Dataset items:
━━━━━━
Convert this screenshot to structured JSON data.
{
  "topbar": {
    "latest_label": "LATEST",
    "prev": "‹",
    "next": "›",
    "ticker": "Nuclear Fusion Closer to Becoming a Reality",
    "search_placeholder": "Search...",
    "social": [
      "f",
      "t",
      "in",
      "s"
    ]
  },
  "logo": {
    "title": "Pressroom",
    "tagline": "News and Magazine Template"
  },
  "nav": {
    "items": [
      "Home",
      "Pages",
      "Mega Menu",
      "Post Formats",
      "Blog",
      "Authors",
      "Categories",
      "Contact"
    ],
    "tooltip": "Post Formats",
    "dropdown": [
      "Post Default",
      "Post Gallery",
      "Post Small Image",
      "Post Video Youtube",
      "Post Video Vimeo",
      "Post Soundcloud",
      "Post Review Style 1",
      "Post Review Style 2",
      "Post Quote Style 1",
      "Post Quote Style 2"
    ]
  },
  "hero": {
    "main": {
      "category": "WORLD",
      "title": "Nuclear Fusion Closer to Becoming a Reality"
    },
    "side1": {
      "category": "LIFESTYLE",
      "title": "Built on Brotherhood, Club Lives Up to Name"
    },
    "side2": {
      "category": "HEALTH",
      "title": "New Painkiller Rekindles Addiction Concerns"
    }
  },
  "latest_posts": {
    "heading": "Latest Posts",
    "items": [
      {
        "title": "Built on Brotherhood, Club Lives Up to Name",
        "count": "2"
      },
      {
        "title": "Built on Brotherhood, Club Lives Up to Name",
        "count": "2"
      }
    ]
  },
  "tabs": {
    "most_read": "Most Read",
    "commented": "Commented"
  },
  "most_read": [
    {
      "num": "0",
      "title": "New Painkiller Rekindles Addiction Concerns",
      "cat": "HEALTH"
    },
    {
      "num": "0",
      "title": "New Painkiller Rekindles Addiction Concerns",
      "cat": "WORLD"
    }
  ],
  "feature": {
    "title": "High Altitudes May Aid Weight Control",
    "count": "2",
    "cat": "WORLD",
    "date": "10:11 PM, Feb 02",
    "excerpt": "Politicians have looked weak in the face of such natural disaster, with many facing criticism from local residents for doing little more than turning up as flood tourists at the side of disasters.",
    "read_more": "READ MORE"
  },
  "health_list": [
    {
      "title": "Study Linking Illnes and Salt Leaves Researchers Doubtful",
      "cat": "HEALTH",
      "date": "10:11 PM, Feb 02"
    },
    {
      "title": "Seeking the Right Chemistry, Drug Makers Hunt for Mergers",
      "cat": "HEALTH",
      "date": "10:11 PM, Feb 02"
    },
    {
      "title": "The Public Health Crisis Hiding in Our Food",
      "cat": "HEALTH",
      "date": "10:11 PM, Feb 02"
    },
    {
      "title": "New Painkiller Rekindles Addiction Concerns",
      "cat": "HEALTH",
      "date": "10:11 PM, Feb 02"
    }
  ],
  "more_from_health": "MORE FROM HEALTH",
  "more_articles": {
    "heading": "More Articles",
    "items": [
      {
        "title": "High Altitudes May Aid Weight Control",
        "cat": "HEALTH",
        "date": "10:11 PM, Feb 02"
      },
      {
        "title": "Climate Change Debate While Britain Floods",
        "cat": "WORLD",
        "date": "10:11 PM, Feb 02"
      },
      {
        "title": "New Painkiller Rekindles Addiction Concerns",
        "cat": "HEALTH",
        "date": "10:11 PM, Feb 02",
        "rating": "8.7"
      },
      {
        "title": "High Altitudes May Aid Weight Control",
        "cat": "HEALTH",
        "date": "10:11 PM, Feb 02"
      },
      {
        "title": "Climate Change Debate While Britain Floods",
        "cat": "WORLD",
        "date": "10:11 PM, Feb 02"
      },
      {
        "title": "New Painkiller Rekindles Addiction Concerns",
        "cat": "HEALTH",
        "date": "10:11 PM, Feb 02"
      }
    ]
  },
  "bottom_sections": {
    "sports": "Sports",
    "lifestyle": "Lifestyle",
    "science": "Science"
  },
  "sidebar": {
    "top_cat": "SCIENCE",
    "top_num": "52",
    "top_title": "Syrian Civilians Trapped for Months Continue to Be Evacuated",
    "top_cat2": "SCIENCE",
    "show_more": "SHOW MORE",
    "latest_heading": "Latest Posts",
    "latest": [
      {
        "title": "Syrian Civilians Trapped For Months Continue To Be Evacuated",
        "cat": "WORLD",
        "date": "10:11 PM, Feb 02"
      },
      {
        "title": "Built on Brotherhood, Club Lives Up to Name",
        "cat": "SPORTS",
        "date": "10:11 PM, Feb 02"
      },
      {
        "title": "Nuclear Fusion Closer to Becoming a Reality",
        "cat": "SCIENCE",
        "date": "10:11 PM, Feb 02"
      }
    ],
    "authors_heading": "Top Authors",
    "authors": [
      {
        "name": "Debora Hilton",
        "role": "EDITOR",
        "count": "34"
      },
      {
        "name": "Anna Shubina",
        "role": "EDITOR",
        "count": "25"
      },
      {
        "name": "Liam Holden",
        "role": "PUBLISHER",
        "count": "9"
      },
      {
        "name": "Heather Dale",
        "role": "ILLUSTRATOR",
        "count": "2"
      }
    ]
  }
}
━━━━━━
■ **Your task**: Reproduce the material in full, with no word added or dropped.

■ **Task solution**:
Convert this screenshot to structured JSON data.
{
  "topbar": {
    "latest_label": "LATEST",
    "prev": "‹",
    "next": "›",
    "ticker": "Nuclear Fusion Closer to Becoming a Reality",
    "search_placeholder": "Search...",
    "social": [
      "f",
      "t",
      "in",
      "s"
    ]
  },
  "logo": {
    "title": "Pressroom",
    "tagline": "News and Magazine Template"
  },
  "nav": {
    "items": [
      "Home",
      "Pages",
      "Mega Menu",
      "Post Formats",
      "Blog",
      "Authors",
      "Categories",
      "Contact"
    ],
    "tooltip": "Post Formats",
    "dropdown": [
      "Post Default",
      "Post Gallery",
      "Post Small Image",
      "Post Video Youtube",
      "Post Video Vimeo",
      "Post Soundcloud",
      "Post Review Style 1",
      "Post Review Style 2",
      "Post Quote Style 1",
      "Post Quote Style 2"
    ]
  },
  "hero": {
    "main": {
      "category": "WORLD",
      "title": "Nuclear Fusion Closer to Becoming a Reality"
    },
    "side1": {
      "category": "LIFESTYLE",
      "title": "Built on Brotherhood, Club Lives Up to Name"
    },
    "side2": {
      "category": "HEALTH",
      "title": "New Painkiller Rekindles Addiction Concerns"
    }
  },
  "latest_posts": {
    "heading": "Latest Posts",
    "items": [
      {
        "title": "Built on Brotherhood, Club Lives Up to Name",
        "count": "2"
      },
      {
        "title": "Built on Brotherhood, Club Lives Up to Name",
        "count": "2"
      }
    ]
  },
  "tabs": {
    "most_read": "Most Read",
    "commented": "Commented"
  },
  "most_read": [
    {
      "num": "0",
      "title": "New Painkiller Rekindles Addiction Concerns",
      "cat": "HEALTH"
    },
    {
      "num": "0",
      "title": "New Painkiller Rekindles Addiction Concerns",
      "cat": "WORLD"
    }
  ],
  "feature": {
    "title": "High Altitudes May Aid Weight Control",
    "count": "2",
    "cat": "WORLD",
    "date": "10:11 PM, Feb 02",
    "excerpt": "Politicians have looked weak in the face of such natural disaster, with many facing criticism from local residents for doing little more than turning up as flood tourists at the side of disasters.",
    "read_more": "READ MORE"
  },
  "health_list": [
    {
      "title": "Study Linking Illnes and Salt Leaves Researchers Doubtful",
      "cat": "HEALTH",
      "date": "10:11 PM, Feb 02"
    },
    {
      "title": "Seeking the Right Chemistry, Drug Makers Hunt for Mergers",
      "cat": "HEALTH",
      "date": "10:11 PM, Feb 02"
    },
    {
      "title": "The Public Health Crisis Hiding in Our Food",
      "cat": "HEALTH",
      "date": "10:11 PM, Feb 02"
    },
    {
      "title": "New Painkiller Rekindles Addiction Concerns",
      "cat": "HEALTH",
      "date": "10:11 PM, Feb 02"
    }
  ],
  "more_from_health": "MORE FROM HEALTH",
  "more_articles": {
    "heading": "More Articles",
    "items": [
      {
        "title": "High Altitudes May Aid Weight Control",
        "cat": "HEALTH",
        "date": "10:11 PM, Feb 02"
      },
      {
        "title": "Climate Change Debate While Britain Floods",
        "cat": "WORLD",
        "date": "10:11 PM, Feb 02"
      },
      {
        "title": "New Painkiller Rekindles Addiction Concerns",
        "cat": "HEALTH",
        "date": "10:11 PM, Feb 02",
        "rating": "8.7"
      },
      {
        "title": "High Altitudes May Aid Weight Control",
        "cat": "HEALTH",
        "date": "10:11 PM, Feb 02"
      },
      {
        "title": "Climate Change Debate While Britain Floods",
        "cat": "WORLD",
        "date": "10:11 PM, Feb 02"
      },
      {
        "title": "New Painkiller Rekindles Addiction Concerns",
        "cat": "HEALTH",
        "date": "10:11 PM, Feb 02"
      }
    ]
  },
  "bottom_sections": {
    "sports": "Sports",
    "lifestyle": "Lifestyle",
    "science": "Science"
  },
  "sidebar": {
    "top_cat": "SCIENCE",
    "top_num": "52",
    "top_title": "Syrian Civilians Trapped for Months Continue to Be Evacuated",
    "top_cat2": "SCIENCE",
    "show_more": "SHOW MORE",
    "latest_heading": "Latest Posts",
    "latest": [
      {
        "title": "Syrian Civilians Trapped For Months Continue To Be Evacuated",
        "cat": "WORLD",
        "date": "10:11 PM, Feb 02"
      },
      {
        "title": "Built on Brotherhood, Club Lives Up to Name",
        "cat": "SPORTS",
        "date": "10:11 PM, Feb 02"
      },
      {
        "title": "Nuclear Fusion Closer to Becoming a Reality",
        "cat": "SCIENCE",
        "date": "10:11 PM, Feb 02"
      }
    ],
    "authors_heading": "Top Authors",
    "authors": [
      {
        "name": "Debora Hilton",
        "role": "EDITOR",
        "count": "34"
      },
      {
        "name": "Anna Shubina",
        "role": "EDITOR",
        "count": "25"
      },
      {
        "name": "Liam Holden",
        "role": "PUBLISHER",
        "count": "9"
      },
      {
        "name": "Heather Dale",
        "role": "ILLUSTRATOR",
        "count": "2"
      }
    ]
  }
}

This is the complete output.